SET PROBLEM: Give the number of lines below that contain the word "JSON", and nothing else.
-- BEGIN --
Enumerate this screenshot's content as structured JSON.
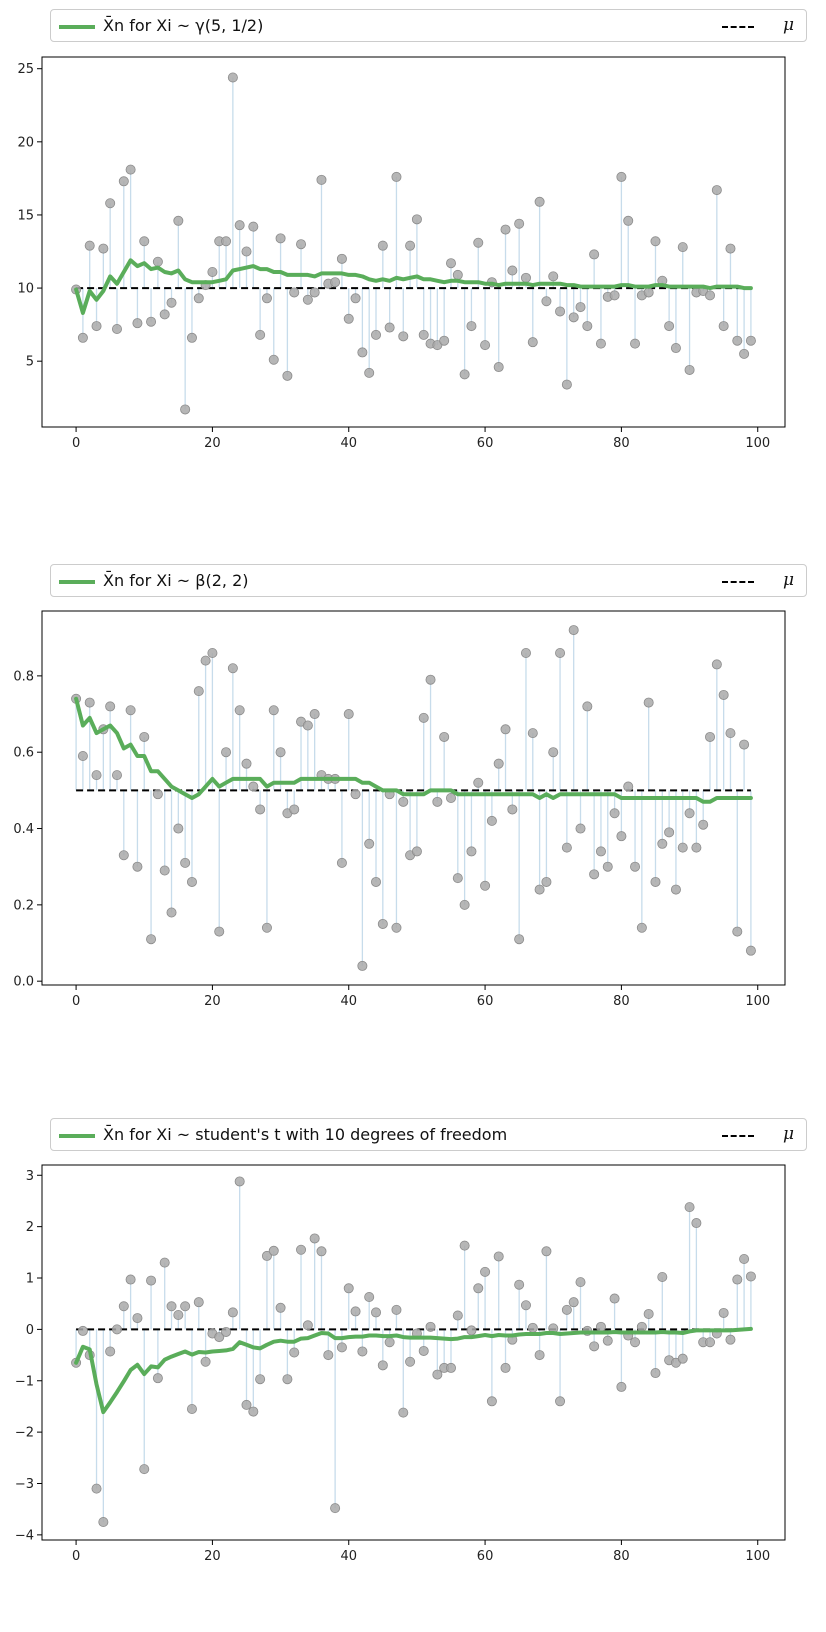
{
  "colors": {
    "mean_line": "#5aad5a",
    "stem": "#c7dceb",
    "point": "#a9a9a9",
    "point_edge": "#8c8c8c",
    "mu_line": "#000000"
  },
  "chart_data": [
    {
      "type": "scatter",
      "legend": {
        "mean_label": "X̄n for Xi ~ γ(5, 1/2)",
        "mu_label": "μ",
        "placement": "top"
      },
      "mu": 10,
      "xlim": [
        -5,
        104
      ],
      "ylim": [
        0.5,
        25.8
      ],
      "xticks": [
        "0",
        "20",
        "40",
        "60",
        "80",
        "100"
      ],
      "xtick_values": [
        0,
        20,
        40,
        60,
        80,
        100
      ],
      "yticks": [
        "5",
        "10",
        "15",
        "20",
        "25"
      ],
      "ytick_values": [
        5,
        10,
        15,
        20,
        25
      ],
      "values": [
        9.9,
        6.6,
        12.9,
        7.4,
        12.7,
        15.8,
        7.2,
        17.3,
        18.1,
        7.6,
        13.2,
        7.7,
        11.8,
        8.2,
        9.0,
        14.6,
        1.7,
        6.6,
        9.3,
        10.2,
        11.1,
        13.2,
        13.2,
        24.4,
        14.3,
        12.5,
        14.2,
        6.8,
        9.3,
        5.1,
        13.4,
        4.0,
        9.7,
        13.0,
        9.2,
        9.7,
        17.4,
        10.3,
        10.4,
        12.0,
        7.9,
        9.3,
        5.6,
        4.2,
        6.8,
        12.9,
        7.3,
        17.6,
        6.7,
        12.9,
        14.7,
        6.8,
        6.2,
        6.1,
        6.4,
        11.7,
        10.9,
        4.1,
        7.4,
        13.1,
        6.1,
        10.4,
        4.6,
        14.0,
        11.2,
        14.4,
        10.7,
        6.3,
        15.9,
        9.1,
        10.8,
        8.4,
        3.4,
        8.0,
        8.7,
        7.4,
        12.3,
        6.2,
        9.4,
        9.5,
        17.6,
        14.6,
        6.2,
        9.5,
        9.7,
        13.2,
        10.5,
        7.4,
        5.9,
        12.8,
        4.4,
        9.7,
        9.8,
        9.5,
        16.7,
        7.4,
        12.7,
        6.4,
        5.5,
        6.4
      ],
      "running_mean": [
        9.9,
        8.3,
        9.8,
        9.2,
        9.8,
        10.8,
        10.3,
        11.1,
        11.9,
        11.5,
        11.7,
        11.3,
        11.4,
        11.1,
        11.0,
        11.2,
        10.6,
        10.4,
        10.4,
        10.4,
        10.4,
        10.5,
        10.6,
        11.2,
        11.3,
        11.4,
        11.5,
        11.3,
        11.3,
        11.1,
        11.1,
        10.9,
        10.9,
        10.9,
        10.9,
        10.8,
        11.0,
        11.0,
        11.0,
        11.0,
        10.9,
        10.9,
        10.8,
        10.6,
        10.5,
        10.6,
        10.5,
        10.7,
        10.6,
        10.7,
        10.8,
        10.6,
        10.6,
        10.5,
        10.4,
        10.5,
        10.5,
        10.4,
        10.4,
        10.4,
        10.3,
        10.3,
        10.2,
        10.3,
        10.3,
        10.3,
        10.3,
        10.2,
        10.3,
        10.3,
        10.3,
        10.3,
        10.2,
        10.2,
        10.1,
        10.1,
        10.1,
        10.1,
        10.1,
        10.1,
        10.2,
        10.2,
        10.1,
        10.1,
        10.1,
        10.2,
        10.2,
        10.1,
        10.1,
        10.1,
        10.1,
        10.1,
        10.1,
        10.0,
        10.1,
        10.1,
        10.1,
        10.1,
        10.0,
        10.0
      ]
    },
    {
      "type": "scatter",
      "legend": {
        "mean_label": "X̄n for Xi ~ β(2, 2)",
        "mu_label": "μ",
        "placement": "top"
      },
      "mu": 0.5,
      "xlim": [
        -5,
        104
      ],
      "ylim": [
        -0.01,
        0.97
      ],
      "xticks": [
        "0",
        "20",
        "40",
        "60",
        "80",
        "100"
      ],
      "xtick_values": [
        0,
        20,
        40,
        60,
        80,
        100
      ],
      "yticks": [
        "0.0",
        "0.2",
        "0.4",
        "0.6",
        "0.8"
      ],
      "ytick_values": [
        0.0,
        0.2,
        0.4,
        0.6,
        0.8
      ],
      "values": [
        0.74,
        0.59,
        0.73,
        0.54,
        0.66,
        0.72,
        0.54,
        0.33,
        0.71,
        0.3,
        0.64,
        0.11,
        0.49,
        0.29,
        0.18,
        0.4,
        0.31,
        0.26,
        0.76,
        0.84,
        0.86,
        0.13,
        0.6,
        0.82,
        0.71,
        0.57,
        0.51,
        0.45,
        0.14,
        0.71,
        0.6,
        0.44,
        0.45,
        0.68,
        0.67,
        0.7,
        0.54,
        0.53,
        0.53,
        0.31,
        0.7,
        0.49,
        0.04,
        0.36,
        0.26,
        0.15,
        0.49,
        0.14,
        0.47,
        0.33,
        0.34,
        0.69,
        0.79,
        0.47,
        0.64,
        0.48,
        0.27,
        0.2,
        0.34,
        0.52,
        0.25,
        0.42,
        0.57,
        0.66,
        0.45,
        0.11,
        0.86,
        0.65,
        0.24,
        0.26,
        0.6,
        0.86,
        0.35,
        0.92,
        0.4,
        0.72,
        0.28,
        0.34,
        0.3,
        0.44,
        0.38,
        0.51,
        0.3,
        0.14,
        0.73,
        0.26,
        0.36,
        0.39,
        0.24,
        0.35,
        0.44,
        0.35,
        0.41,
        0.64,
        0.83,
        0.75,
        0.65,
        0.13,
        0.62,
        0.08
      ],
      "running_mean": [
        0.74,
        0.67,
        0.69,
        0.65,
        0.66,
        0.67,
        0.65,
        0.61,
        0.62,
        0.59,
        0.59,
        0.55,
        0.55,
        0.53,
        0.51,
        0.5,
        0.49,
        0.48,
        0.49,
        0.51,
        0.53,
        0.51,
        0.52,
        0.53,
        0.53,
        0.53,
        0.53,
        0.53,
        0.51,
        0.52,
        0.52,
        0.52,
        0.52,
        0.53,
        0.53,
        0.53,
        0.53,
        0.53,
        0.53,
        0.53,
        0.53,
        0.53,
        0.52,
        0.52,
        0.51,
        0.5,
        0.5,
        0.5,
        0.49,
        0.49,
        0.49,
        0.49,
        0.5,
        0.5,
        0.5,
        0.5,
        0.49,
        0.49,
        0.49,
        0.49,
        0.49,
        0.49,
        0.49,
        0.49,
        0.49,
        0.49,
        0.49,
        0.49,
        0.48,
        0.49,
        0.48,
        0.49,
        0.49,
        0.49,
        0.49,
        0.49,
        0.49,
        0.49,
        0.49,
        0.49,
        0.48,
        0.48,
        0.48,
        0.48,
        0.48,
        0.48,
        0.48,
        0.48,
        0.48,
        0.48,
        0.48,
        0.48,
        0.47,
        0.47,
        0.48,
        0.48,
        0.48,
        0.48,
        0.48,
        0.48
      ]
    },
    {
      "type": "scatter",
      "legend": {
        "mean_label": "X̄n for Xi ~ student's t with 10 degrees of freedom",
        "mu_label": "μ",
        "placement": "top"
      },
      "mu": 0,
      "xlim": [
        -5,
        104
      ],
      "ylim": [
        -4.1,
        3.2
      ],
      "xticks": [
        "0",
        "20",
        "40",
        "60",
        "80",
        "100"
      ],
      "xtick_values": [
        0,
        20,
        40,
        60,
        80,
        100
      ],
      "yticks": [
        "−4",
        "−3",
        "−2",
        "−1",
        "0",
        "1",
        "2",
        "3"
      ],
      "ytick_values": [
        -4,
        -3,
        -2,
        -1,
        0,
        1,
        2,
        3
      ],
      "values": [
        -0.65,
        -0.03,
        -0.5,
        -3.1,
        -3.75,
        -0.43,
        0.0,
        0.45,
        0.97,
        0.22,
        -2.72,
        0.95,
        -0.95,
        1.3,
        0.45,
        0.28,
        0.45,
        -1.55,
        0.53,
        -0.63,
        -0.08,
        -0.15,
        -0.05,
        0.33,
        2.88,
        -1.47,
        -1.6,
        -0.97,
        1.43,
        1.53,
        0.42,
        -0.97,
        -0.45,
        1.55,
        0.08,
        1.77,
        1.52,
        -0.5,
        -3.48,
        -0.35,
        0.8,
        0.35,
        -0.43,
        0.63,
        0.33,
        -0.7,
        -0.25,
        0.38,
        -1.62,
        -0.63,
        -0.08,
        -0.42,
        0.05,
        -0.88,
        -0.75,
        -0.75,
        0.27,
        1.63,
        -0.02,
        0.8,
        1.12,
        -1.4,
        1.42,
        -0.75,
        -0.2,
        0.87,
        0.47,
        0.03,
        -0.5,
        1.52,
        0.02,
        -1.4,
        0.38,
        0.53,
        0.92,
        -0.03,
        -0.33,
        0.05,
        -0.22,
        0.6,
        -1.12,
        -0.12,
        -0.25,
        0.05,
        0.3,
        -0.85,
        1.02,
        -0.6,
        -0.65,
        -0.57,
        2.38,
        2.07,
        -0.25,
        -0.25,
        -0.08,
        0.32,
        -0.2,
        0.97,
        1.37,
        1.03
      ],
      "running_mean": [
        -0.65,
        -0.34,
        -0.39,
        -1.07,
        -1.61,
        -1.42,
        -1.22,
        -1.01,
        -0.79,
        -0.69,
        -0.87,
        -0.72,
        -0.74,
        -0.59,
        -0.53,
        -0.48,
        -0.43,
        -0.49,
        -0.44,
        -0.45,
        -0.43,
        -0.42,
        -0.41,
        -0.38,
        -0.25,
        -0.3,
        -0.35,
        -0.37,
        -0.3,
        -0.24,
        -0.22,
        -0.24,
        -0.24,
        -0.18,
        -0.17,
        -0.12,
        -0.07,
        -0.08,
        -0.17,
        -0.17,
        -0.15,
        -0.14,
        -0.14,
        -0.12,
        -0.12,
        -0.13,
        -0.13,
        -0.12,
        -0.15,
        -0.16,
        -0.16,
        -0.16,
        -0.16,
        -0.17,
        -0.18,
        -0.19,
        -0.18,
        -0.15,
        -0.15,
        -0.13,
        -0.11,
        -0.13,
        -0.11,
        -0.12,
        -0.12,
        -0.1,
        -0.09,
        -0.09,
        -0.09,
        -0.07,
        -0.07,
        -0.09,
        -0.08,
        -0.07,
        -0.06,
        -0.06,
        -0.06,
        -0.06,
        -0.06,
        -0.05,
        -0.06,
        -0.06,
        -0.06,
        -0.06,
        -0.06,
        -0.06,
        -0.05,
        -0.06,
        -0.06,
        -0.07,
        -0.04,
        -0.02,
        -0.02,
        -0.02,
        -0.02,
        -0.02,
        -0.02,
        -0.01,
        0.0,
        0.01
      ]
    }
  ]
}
-- END --
-- BEGIN --
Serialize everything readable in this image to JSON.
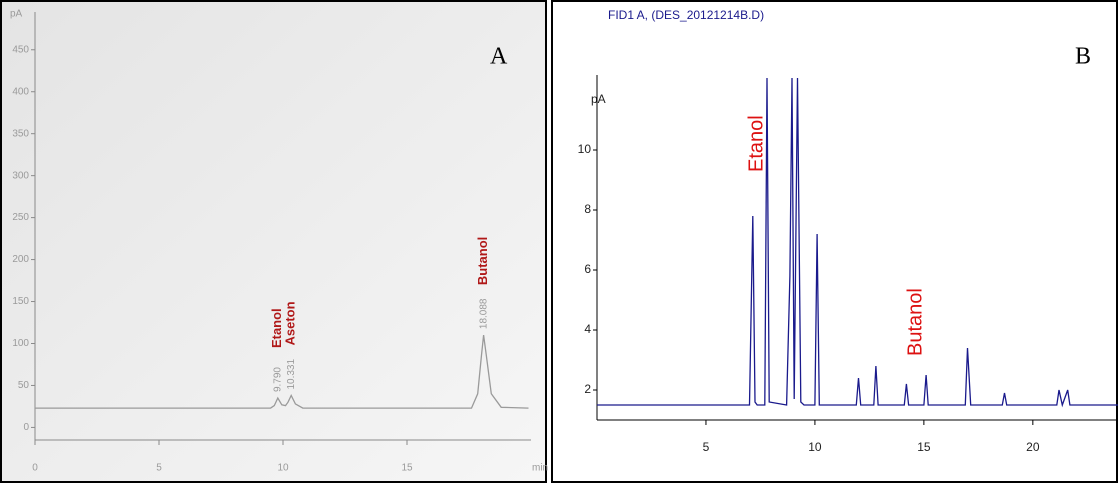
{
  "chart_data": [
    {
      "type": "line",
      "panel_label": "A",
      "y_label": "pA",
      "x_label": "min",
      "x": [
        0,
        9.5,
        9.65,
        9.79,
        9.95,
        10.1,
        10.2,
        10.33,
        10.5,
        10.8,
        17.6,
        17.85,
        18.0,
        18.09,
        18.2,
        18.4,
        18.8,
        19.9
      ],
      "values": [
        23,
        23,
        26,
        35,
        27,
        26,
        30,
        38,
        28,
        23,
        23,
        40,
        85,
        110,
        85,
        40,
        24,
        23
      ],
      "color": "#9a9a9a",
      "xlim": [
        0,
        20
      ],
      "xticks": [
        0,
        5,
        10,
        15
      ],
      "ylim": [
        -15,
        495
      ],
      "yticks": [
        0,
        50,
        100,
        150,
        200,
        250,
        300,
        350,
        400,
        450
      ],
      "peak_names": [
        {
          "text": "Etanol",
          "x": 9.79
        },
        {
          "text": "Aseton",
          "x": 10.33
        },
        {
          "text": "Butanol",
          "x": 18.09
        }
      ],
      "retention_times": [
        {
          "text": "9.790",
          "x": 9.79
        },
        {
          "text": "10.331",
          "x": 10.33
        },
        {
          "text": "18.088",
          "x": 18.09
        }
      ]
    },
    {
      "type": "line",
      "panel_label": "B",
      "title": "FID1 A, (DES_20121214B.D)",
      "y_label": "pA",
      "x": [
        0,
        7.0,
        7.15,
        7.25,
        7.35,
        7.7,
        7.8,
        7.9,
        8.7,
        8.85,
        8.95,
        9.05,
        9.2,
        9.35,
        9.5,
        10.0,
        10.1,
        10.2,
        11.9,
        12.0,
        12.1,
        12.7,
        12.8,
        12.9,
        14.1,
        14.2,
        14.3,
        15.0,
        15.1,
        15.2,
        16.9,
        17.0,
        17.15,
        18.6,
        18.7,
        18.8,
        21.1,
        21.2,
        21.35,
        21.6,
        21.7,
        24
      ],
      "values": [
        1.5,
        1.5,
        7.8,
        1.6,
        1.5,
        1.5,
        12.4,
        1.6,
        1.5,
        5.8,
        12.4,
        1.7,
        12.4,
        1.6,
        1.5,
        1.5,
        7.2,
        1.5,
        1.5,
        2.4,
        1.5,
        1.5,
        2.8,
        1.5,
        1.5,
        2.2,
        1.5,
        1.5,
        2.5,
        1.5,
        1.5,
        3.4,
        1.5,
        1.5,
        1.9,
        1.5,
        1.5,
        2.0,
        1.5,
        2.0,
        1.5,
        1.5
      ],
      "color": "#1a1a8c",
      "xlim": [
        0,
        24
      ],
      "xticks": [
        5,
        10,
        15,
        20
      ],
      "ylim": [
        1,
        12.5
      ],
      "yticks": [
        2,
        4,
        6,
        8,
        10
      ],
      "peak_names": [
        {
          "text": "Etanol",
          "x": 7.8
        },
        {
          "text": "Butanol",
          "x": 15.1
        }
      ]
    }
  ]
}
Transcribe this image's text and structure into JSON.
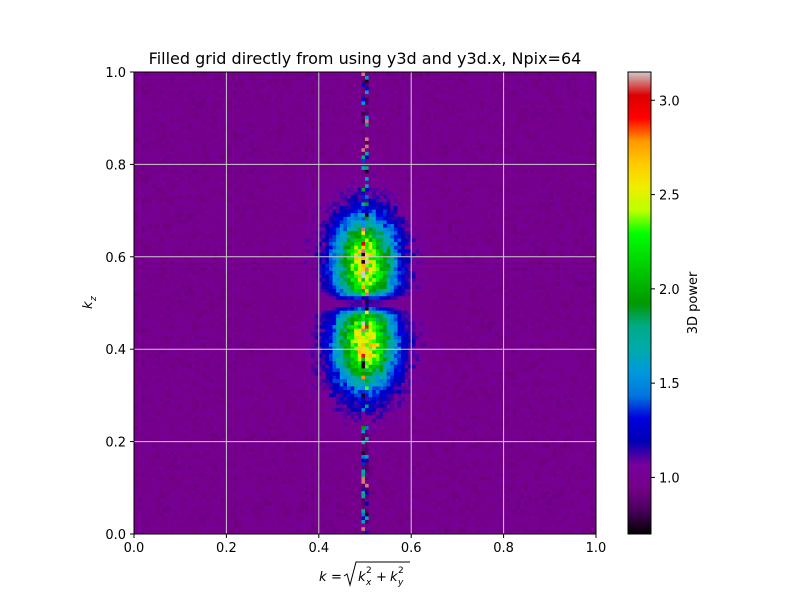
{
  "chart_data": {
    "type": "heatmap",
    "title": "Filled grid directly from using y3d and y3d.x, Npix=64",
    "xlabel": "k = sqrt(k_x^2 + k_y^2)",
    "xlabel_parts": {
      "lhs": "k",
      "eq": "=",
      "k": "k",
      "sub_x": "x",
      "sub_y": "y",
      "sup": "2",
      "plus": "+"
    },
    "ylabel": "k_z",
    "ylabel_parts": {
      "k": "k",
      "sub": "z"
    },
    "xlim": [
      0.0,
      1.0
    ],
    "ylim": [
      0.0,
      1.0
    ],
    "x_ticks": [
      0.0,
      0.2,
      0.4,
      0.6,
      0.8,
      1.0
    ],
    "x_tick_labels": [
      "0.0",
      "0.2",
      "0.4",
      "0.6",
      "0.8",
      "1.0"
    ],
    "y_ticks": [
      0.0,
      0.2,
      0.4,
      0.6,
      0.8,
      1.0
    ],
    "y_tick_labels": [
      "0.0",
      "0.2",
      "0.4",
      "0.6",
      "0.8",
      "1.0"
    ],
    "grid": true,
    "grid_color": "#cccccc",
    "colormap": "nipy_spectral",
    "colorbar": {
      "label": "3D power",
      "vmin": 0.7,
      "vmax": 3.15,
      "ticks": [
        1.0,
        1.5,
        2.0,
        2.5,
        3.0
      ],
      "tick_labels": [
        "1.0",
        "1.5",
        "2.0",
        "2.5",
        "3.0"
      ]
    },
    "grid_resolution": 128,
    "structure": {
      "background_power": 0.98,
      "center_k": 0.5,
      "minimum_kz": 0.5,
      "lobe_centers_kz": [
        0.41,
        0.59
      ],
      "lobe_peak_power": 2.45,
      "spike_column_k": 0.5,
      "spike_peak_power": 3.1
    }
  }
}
-- END --
-- BEGIN --
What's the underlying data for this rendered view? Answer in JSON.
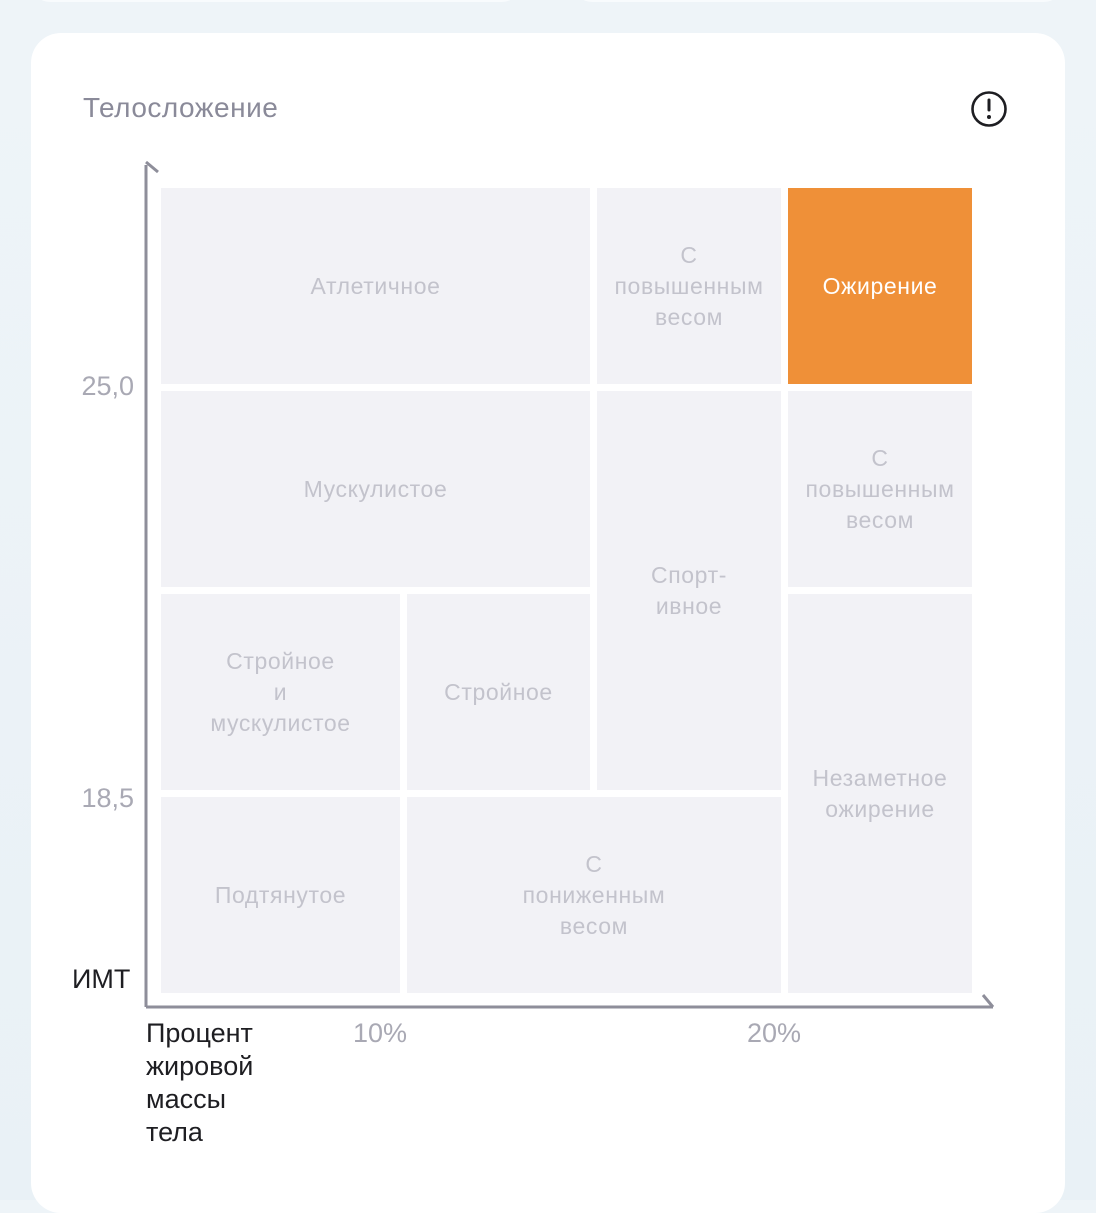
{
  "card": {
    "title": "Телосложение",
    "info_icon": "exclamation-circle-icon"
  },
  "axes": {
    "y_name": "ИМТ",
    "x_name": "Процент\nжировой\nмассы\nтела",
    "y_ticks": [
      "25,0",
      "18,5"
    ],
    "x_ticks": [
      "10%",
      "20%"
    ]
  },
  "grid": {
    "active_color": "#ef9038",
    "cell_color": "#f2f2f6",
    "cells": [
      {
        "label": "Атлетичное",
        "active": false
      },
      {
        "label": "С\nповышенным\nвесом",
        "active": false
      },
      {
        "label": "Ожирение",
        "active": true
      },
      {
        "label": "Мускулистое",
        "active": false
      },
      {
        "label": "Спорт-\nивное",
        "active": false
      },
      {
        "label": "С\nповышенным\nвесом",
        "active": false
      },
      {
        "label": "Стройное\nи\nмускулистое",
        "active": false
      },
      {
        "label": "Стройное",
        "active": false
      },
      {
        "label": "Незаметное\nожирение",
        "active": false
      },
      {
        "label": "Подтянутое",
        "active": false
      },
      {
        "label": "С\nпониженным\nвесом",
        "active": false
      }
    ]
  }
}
-- END --
THE SOLUTION: 4